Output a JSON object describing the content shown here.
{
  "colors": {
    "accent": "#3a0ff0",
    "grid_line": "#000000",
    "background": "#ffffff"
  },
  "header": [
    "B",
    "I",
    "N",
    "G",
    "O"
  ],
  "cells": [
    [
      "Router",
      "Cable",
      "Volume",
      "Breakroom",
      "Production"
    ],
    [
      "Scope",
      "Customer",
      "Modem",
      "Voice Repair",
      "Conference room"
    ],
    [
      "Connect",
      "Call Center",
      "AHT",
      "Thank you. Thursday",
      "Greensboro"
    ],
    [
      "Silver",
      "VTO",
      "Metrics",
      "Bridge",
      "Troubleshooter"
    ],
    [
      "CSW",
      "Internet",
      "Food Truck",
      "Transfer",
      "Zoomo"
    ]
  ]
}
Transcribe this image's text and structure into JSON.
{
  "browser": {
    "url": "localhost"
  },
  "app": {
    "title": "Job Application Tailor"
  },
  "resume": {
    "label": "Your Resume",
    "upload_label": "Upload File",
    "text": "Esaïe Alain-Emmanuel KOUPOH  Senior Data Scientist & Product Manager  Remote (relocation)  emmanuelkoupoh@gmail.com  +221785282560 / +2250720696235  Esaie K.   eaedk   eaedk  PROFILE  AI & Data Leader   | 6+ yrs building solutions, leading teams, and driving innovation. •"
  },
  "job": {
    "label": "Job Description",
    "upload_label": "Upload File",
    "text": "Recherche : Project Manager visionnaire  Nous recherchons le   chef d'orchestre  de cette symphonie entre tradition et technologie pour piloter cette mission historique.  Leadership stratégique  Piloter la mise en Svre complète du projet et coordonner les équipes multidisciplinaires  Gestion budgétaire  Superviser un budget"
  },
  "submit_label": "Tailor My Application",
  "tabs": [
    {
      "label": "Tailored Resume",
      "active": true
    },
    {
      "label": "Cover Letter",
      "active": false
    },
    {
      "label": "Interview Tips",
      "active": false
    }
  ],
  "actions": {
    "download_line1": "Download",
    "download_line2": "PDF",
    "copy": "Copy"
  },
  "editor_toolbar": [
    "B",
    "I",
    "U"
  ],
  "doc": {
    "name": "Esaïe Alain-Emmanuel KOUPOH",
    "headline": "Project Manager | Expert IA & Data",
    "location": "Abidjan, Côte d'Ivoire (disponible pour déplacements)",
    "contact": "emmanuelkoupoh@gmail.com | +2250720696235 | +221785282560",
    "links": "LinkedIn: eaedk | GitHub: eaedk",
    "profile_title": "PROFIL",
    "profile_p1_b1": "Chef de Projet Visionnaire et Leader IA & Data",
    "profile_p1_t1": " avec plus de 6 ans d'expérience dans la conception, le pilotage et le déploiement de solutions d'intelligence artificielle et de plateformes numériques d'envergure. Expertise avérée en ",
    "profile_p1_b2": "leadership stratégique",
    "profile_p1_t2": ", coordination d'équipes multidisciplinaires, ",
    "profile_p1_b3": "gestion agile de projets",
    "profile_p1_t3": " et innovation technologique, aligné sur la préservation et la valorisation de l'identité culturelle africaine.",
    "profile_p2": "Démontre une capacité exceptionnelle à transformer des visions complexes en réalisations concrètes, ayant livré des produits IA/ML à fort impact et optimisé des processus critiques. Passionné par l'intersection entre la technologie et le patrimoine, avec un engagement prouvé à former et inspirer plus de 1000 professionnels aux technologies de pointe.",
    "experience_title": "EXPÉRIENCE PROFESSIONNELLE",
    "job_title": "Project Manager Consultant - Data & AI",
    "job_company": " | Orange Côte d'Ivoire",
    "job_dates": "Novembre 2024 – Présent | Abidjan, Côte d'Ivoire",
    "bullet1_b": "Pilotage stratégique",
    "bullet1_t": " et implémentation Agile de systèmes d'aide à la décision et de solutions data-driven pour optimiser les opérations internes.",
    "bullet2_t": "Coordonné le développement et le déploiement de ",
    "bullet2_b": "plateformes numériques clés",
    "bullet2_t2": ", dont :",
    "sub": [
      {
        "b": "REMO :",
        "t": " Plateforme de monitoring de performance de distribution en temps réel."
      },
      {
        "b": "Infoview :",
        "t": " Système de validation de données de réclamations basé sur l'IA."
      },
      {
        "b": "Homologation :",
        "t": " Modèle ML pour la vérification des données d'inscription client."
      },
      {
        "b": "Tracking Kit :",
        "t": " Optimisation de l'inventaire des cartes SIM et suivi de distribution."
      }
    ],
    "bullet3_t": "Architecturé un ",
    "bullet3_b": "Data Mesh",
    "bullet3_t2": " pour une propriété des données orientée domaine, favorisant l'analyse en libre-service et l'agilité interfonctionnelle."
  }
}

### TASK INSTRUCTIONS
The records above must be repeated exactly, every one of them.

### FULL SOLUTION
Output a JSON object describing the content shown here.
{
  "colors": {
    "accent": "#3a0ff0",
    "grid_line": "#000000",
    "background": "#ffffff"
  },
  "header": [
    "B",
    "I",
    "N",
    "G",
    "O"
  ],
  "cells": [
    [
      "Router",
      "Cable",
      "Volume",
      "Breakroom",
      "Production"
    ],
    [
      "Scope",
      "Customer",
      "Modem",
      "Voice Repair",
      "Conference room"
    ],
    [
      "Connect",
      "Call Center",
      "AHT",
      "Thank you. Thursday",
      "Greensboro"
    ],
    [
      "Silver",
      "VTO",
      "Metrics",
      "Bridge",
      "Troubleshooter"
    ],
    [
      "CSW",
      "Internet",
      "Food Truck",
      "Transfer",
      "Zoomo"
    ]
  ]
}
Transcribe this image's text and structure into JSON.
{
  "browser": {
    "url": "localhost"
  },
  "app": {
    "title": "Job Application Tailor"
  },
  "resume": {
    "label": "Your Resume",
    "upload_label": "Upload File",
    "text": "Esaïe Alain-Emmanuel KOUPOH  Senior Data Scientist & Product Manager  Remote (relocation)  emmanuelkoupoh@gmail.com  +221785282560 / +2250720696235  Esaie K.   eaedk   eaedk  PROFILE  AI & Data Leader   | 6+ yrs building solutions, leading teams, and driving innovation. •"
  },
  "job": {
    "label": "Job Description",
    "upload_label": "Upload File",
    "text": "Recherche : Project Manager visionnaire  Nous recherchons le   chef d'orchestre  de cette symphonie entre tradition et technologie pour piloter cette mission historique.  Leadership stratégique  Piloter la mise en Svre complète du projet et coordonner les équipes multidisciplinaires  Gestion budgétaire  Superviser un budget"
  },
  "submit_label": "Tailor My Application",
  "tabs": [
    {
      "label": "Tailored Resume",
      "active": true
    },
    {
      "label": "Cover Letter",
      "active": false
    },
    {
      "label": "Interview Tips",
      "active": false
    }
  ],
  "actions": {
    "download_line1": "Download",
    "download_line2": "PDF",
    "copy": "Copy"
  },
  "editor_toolbar": [
    "B",
    "I",
    "U"
  ],
  "doc": {
    "name": "Esaïe Alain-Emmanuel KOUPOH",
    "headline": "Project Manager | Expert IA & Data",
    "location": "Abidjan, Côte d'Ivoire (disponible pour déplacements)",
    "contact": "emmanuelkoupoh@gmail.com | +2250720696235 | +221785282560",
    "links": "LinkedIn: eaedk | GitHub: eaedk",
    "profile_title": "PROFIL",
    "profile_p1_b1": "Chef de Projet Visionnaire et Leader IA & Data",
    "profile_p1_t1": " avec plus de 6 ans d'expérience dans la conception, le pilotage et le déploiement de solutions d'intelligence artificielle et de plateformes numériques d'envergure. Expertise avérée en ",
    "profile_p1_b2": "leadership stratégique",
    "profile_p1_t2": ", coordination d'équipes multidisciplinaires, ",
    "profile_p1_b3": "gestion agile de projets",
    "profile_p1_t3": " et innovation technologique, aligné sur la préservation et la valorisation de l'identité culturelle africaine.",
    "profile_p2": "Démontre une capacité exceptionnelle à transformer des visions complexes en réalisations concrètes, ayant livré des produits IA/ML à fort impact et optimisé des processus critiques. Passionné par l'intersection entre la technologie et le patrimoine, avec un engagement prouvé à former et inspirer plus de 1000 professionnels aux technologies de pointe.",
    "experience_title": "EXPÉRIENCE PROFESSIONNELLE",
    "job_title": "Project Manager Consultant - Data & AI",
    "job_company": " | Orange Côte d'Ivoire",
    "job_dates": "Novembre 2024 – Présent | Abidjan, Côte d'Ivoire",
    "bullet1_b": "Pilotage stratégique",
    "bullet1_t": " et implémentation Agile de systèmes d'aide à la décision et de solutions data-driven pour optimiser les opérations internes.",
    "bullet2_t": "Coordonné le développement et le déploiement de ",
    "bullet2_b": "plateformes numériques clés",
    "bullet2_t2": ", dont :",
    "sub": [
      {
        "b": "REMO :",
        "t": " Plateforme de monitoring de performance de distribution en temps réel."
      },
      {
        "b": "Infoview :",
        "t": " Système de validation de données de réclamations basé sur l'IA."
      },
      {
        "b": "Homologation :",
        "t": " Modèle ML pour la vérification des données d'inscription client."
      },
      {
        "b": "Tracking Kit :",
        "t": " Optimisation de l'inventaire des cartes SIM et suivi de distribution."
      }
    ],
    "bullet3_t": "Architecturé un ",
    "bullet3_b": "Data Mesh",
    "bullet3_t2": " pour une propriété des données orientée domaine, favorisant l'analyse en libre-service et l'agilité interfonctionnelle."
  }
}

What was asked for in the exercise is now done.